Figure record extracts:
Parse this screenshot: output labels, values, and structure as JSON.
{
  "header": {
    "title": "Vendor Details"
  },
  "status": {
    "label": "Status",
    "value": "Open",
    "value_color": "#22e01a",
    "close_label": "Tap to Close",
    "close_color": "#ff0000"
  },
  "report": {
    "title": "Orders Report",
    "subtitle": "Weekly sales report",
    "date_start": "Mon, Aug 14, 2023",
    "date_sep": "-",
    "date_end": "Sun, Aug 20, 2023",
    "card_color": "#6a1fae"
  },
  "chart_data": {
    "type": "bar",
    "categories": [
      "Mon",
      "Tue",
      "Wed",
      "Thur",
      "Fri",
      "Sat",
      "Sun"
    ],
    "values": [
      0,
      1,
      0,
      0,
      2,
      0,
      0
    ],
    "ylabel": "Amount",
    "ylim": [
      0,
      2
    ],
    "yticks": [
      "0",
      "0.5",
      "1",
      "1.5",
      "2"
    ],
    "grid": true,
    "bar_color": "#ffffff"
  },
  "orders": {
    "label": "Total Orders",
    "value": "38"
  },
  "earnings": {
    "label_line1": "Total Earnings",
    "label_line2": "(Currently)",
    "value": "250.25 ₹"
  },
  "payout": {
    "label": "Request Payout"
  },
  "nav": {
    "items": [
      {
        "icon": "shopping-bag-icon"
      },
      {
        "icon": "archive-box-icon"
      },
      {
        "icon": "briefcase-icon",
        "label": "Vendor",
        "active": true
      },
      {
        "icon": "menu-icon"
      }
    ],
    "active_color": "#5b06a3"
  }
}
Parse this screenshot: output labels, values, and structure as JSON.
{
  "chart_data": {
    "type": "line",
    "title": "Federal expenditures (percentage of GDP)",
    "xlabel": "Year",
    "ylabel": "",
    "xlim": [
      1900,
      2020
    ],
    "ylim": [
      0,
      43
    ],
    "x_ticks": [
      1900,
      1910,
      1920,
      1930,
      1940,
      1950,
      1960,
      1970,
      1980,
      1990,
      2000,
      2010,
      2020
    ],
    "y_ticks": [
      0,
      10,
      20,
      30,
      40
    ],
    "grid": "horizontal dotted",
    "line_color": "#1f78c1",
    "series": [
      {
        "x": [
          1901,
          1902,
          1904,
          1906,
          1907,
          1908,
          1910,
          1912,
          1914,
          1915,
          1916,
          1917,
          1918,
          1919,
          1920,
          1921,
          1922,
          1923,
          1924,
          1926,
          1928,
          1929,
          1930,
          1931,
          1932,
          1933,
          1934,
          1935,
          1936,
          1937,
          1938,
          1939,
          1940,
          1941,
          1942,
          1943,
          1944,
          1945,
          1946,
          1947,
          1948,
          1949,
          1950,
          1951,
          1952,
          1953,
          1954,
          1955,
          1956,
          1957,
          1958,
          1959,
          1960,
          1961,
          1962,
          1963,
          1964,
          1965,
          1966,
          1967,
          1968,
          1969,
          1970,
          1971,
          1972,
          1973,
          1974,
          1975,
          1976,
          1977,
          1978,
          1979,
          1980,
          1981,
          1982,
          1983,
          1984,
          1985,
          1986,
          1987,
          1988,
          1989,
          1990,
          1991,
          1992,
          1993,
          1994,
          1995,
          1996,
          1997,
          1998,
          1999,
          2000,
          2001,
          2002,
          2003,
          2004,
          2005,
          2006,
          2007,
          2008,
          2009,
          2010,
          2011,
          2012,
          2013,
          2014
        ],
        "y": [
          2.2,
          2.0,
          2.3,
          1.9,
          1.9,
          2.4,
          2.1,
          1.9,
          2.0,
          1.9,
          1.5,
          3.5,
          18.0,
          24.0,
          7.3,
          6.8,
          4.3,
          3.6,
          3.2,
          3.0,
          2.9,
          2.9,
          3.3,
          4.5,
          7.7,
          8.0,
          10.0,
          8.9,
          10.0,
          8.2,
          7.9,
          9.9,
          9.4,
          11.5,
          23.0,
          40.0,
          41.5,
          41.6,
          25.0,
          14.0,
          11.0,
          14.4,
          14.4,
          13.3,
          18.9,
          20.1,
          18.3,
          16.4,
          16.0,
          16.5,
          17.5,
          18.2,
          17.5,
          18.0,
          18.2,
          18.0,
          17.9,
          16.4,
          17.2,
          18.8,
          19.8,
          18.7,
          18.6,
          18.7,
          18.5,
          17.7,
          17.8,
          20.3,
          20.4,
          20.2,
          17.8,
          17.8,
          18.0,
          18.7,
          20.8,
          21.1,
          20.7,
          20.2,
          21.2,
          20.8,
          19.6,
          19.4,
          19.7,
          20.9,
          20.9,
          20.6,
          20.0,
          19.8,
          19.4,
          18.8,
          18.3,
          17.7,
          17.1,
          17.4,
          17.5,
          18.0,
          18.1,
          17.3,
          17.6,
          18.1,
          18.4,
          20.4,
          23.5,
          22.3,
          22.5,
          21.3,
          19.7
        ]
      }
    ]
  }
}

EXERCISE DETAILS: The full set of records should be duplicated exactly.

RESULT:
Parse this screenshot: output labels, values, and structure as JSON.
{
  "header": {
    "title": "Vendor Details"
  },
  "status": {
    "label": "Status",
    "value": "Open",
    "value_color": "#22e01a",
    "close_label": "Tap to Close",
    "close_color": "#ff0000"
  },
  "report": {
    "title": "Orders Report",
    "subtitle": "Weekly sales report",
    "date_start": "Mon, Aug 14, 2023",
    "date_sep": "-",
    "date_end": "Sun, Aug 20, 2023",
    "card_color": "#6a1fae"
  },
  "chart_data": {
    "type": "bar",
    "categories": [
      "Mon",
      "Tue",
      "Wed",
      "Thur",
      "Fri",
      "Sat",
      "Sun"
    ],
    "values": [
      0,
      1,
      0,
      0,
      2,
      0,
      0
    ],
    "ylabel": "Amount",
    "ylim": [
      0,
      2
    ],
    "yticks": [
      "0",
      "0.5",
      "1",
      "1.5",
      "2"
    ],
    "grid": true,
    "bar_color": "#ffffff"
  },
  "orders": {
    "label": "Total Orders",
    "value": "38"
  },
  "earnings": {
    "label_line1": "Total Earnings",
    "label_line2": "(Currently)",
    "value": "250.25 ₹"
  },
  "payout": {
    "label": "Request Payout"
  },
  "nav": {
    "items": [
      {
        "icon": "shopping-bag-icon"
      },
      {
        "icon": "archive-box-icon"
      },
      {
        "icon": "briefcase-icon",
        "label": "Vendor",
        "active": true
      },
      {
        "icon": "menu-icon"
      }
    ],
    "active_color": "#5b06a3"
  }
}
Parse this screenshot: output labels, values, and structure as JSON.
{
  "chart_data": {
    "type": "line",
    "title": "Federal expenditures (percentage of GDP)",
    "xlabel": "Year",
    "ylabel": "",
    "xlim": [
      1900,
      2020
    ],
    "ylim": [
      0,
      43
    ],
    "x_ticks": [
      1900,
      1910,
      1920,
      1930,
      1940,
      1950,
      1960,
      1970,
      1980,
      1990,
      2000,
      2010,
      2020
    ],
    "y_ticks": [
      0,
      10,
      20,
      30,
      40
    ],
    "grid": "horizontal dotted",
    "line_color": "#1f78c1",
    "series": [
      {
        "x": [
          1901,
          1902,
          1904,
          1906,
          1907,
          1908,
          1910,
          1912,
          1914,
          1915,
          1916,
          1917,
          1918,
          1919,
          1920,
          1921,
          1922,
          1923,
          1924,
          1926,
          1928,
          1929,
          1930,
          1931,
          1932,
          1933,
          1934,
          1935,
          1936,
          1937,
          1938,
          1939,
          1940,
          1941,
          1942,
          1943,
          1944,
          1945,
          1946,
          1947,
          1948,
          1949,
          1950,
          1951,
          1952,
          1953,
          1954,
          1955,
          1956,
          1957,
          1958,
          1959,
          1960,
          1961,
          1962,
          1963,
          1964,
          1965,
          1966,
          1967,
          1968,
          1969,
          1970,
          1971,
          1972,
          1973,
          1974,
          1975,
          1976,
          1977,
          1978,
          1979,
          1980,
          1981,
          1982,
          1983,
          1984,
          1985,
          1986,
          1987,
          1988,
          1989,
          1990,
          1991,
          1992,
          1993,
          1994,
          1995,
          1996,
          1997,
          1998,
          1999,
          2000,
          2001,
          2002,
          2003,
          2004,
          2005,
          2006,
          2007,
          2008,
          2009,
          2010,
          2011,
          2012,
          2013,
          2014
        ],
        "y": [
          2.2,
          2.0,
          2.3,
          1.9,
          1.9,
          2.4,
          2.1,
          1.9,
          2.0,
          1.9,
          1.5,
          3.5,
          18.0,
          24.0,
          7.3,
          6.8,
          4.3,
          3.6,
          3.2,
          3.0,
          2.9,
          2.9,
          3.3,
          4.5,
          7.7,
          8.0,
          10.0,
          8.9,
          10.0,
          8.2,
          7.9,
          9.9,
          9.4,
          11.5,
          23.0,
          40.0,
          41.5,
          41.6,
          25.0,
          14.0,
          11.0,
          14.4,
          14.4,
          13.3,
          18.9,
          20.1,
          18.3,
          16.4,
          16.0,
          16.5,
          17.5,
          18.2,
          17.5,
          18.0,
          18.2,
          18.0,
          17.9,
          16.4,
          17.2,
          18.8,
          19.8,
          18.7,
          18.6,
          18.7,
          18.5,
          17.7,
          17.8,
          20.3,
          20.4,
          20.2,
          17.8,
          17.8,
          18.0,
          18.7,
          20.8,
          21.1,
          20.7,
          20.2,
          21.2,
          20.8,
          19.6,
          19.4,
          19.7,
          20.9,
          20.9,
          20.6,
          20.0,
          19.8,
          19.4,
          18.8,
          18.3,
          17.7,
          17.1,
          17.4,
          17.5,
          18.0,
          18.1,
          17.3,
          17.6,
          18.1,
          18.4,
          20.4,
          23.5,
          22.3,
          22.5,
          21.3,
          19.7
        ]
      }
    ]
  }
}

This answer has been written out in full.